▸ **TO DO**: Without altering anything, repeat each of the records.

▸ **Saved data entries**:
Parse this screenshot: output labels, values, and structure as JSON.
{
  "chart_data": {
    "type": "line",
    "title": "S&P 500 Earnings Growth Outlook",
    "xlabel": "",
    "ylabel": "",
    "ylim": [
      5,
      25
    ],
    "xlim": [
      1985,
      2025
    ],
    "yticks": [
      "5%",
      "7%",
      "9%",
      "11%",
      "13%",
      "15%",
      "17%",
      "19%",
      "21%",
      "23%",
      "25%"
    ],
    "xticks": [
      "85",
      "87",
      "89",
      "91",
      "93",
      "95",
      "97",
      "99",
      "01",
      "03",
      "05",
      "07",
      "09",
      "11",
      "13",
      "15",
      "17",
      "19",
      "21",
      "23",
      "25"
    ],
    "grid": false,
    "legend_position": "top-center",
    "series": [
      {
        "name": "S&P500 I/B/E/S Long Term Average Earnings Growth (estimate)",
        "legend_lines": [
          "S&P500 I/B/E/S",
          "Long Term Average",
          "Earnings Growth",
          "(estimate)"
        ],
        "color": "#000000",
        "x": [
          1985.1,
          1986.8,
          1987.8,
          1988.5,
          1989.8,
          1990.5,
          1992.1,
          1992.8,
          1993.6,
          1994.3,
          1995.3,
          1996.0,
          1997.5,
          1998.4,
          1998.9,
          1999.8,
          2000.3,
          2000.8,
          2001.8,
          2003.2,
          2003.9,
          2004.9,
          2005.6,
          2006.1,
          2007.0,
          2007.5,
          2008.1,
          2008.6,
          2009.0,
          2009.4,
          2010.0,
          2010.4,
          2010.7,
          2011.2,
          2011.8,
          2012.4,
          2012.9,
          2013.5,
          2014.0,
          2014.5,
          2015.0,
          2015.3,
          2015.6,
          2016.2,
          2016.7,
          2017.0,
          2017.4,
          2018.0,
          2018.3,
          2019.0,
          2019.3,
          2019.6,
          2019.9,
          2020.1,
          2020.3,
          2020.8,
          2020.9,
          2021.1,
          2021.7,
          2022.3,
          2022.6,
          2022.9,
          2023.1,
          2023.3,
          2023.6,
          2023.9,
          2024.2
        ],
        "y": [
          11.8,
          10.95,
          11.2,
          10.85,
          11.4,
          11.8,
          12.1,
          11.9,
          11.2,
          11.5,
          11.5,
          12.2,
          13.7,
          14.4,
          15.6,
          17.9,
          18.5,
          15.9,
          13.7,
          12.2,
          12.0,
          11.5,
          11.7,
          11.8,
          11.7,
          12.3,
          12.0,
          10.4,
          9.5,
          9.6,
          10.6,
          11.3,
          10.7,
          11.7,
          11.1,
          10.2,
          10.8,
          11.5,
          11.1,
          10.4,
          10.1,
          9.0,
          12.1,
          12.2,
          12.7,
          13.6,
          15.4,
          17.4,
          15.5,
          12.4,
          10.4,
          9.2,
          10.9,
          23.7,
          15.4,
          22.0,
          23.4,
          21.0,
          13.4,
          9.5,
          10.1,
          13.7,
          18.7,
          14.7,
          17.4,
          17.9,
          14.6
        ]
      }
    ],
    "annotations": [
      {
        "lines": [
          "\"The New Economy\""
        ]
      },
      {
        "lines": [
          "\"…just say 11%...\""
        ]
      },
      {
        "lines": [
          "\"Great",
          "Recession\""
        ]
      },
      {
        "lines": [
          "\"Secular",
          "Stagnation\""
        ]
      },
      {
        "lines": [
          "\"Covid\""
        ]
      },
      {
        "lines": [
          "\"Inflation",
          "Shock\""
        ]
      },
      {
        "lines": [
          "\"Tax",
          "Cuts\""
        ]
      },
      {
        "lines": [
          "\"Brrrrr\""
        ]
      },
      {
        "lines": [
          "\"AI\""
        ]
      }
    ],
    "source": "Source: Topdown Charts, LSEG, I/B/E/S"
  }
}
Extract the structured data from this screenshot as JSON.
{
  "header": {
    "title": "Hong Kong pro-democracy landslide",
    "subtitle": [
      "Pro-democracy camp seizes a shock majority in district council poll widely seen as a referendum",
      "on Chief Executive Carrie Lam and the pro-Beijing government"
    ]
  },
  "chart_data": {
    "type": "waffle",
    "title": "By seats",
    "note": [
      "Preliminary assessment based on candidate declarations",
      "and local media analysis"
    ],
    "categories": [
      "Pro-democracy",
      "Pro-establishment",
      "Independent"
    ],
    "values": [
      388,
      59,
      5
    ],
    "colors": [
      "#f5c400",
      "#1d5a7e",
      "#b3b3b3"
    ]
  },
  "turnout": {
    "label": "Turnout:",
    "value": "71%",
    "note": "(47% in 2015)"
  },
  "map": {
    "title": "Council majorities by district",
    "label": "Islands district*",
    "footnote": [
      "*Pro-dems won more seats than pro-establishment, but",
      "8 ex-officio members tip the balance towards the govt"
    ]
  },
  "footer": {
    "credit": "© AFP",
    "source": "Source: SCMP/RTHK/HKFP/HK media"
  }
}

▸ **COMPLETED EXERCISE**:
Parse this screenshot: output labels, values, and structure as JSON.
{
  "chart_data": {
    "type": "line",
    "title": "S&P 500 Earnings Growth Outlook",
    "xlabel": "",
    "ylabel": "",
    "ylim": [
      5,
      25
    ],
    "xlim": [
      1985,
      2025
    ],
    "yticks": [
      "5%",
      "7%",
      "9%",
      "11%",
      "13%",
      "15%",
      "17%",
      "19%",
      "21%",
      "23%",
      "25%"
    ],
    "xticks": [
      "85",
      "87",
      "89",
      "91",
      "93",
      "95",
      "97",
      "99",
      "01",
      "03",
      "05",
      "07",
      "09",
      "11",
      "13",
      "15",
      "17",
      "19",
      "21",
      "23",
      "25"
    ],
    "grid": false,
    "legend_position": "top-center",
    "series": [
      {
        "name": "S&P500 I/B/E/S Long Term Average Earnings Growth (estimate)",
        "legend_lines": [
          "S&P500 I/B/E/S",
          "Long Term Average",
          "Earnings Growth",
          "(estimate)"
        ],
        "color": "#000000",
        "x": [
          1985.1,
          1986.8,
          1987.8,
          1988.5,
          1989.8,
          1990.5,
          1992.1,
          1992.8,
          1993.6,
          1994.3,
          1995.3,
          1996.0,
          1997.5,
          1998.4,
          1998.9,
          1999.8,
          2000.3,
          2000.8,
          2001.8,
          2003.2,
          2003.9,
          2004.9,
          2005.6,
          2006.1,
          2007.0,
          2007.5,
          2008.1,
          2008.6,
          2009.0,
          2009.4,
          2010.0,
          2010.4,
          2010.7,
          2011.2,
          2011.8,
          2012.4,
          2012.9,
          2013.5,
          2014.0,
          2014.5,
          2015.0,
          2015.3,
          2015.6,
          2016.2,
          2016.7,
          2017.0,
          2017.4,
          2018.0,
          2018.3,
          2019.0,
          2019.3,
          2019.6,
          2019.9,
          2020.1,
          2020.3,
          2020.8,
          2020.9,
          2021.1,
          2021.7,
          2022.3,
          2022.6,
          2022.9,
          2023.1,
          2023.3,
          2023.6,
          2023.9,
          2024.2
        ],
        "y": [
          11.8,
          10.95,
          11.2,
          10.85,
          11.4,
          11.8,
          12.1,
          11.9,
          11.2,
          11.5,
          11.5,
          12.2,
          13.7,
          14.4,
          15.6,
          17.9,
          18.5,
          15.9,
          13.7,
          12.2,
          12.0,
          11.5,
          11.7,
          11.8,
          11.7,
          12.3,
          12.0,
          10.4,
          9.5,
          9.6,
          10.6,
          11.3,
          10.7,
          11.7,
          11.1,
          10.2,
          10.8,
          11.5,
          11.1,
          10.4,
          10.1,
          9.0,
          12.1,
          12.2,
          12.7,
          13.6,
          15.4,
          17.4,
          15.5,
          12.4,
          10.4,
          9.2,
          10.9,
          23.7,
          15.4,
          22.0,
          23.4,
          21.0,
          13.4,
          9.5,
          10.1,
          13.7,
          18.7,
          14.7,
          17.4,
          17.9,
          14.6
        ]
      }
    ],
    "annotations": [
      {
        "lines": [
          "\"The New Economy\""
        ]
      },
      {
        "lines": [
          "\"…just say 11%...\""
        ]
      },
      {
        "lines": [
          "\"Great",
          "Recession\""
        ]
      },
      {
        "lines": [
          "\"Secular",
          "Stagnation\""
        ]
      },
      {
        "lines": [
          "\"Covid\""
        ]
      },
      {
        "lines": [
          "\"Inflation",
          "Shock\""
        ]
      },
      {
        "lines": [
          "\"Tax",
          "Cuts\""
        ]
      },
      {
        "lines": [
          "\"Brrrrr\""
        ]
      },
      {
        "lines": [
          "\"AI\""
        ]
      }
    ],
    "source": "Source: Topdown Charts, LSEG, I/B/E/S"
  }
}
Extract the structured data from this screenshot as JSON.
{
  "header": {
    "title": "Hong Kong pro-democracy landslide",
    "subtitle": [
      "Pro-democracy camp seizes a shock majority in district council poll widely seen as a referendum",
      "on Chief Executive Carrie Lam and the pro-Beijing government"
    ]
  },
  "chart_data": {
    "type": "waffle",
    "title": "By seats",
    "note": [
      "Preliminary assessment based on candidate declarations",
      "and local media analysis"
    ],
    "categories": [
      "Pro-democracy",
      "Pro-establishment",
      "Independent"
    ],
    "values": [
      388,
      59,
      5
    ],
    "colors": [
      "#f5c400",
      "#1d5a7e",
      "#b3b3b3"
    ]
  },
  "turnout": {
    "label": "Turnout:",
    "value": "71%",
    "note": "(47% in 2015)"
  },
  "map": {
    "title": "Council majorities by district",
    "label": "Islands district*",
    "footnote": [
      "*Pro-dems won more seats than pro-establishment, but",
      "8 ex-officio members tip the balance towards the govt"
    ]
  },
  "footer": {
    "credit": "© AFP",
    "source": "Source: SCMP/RTHK/HKFP/HK media"
  }
}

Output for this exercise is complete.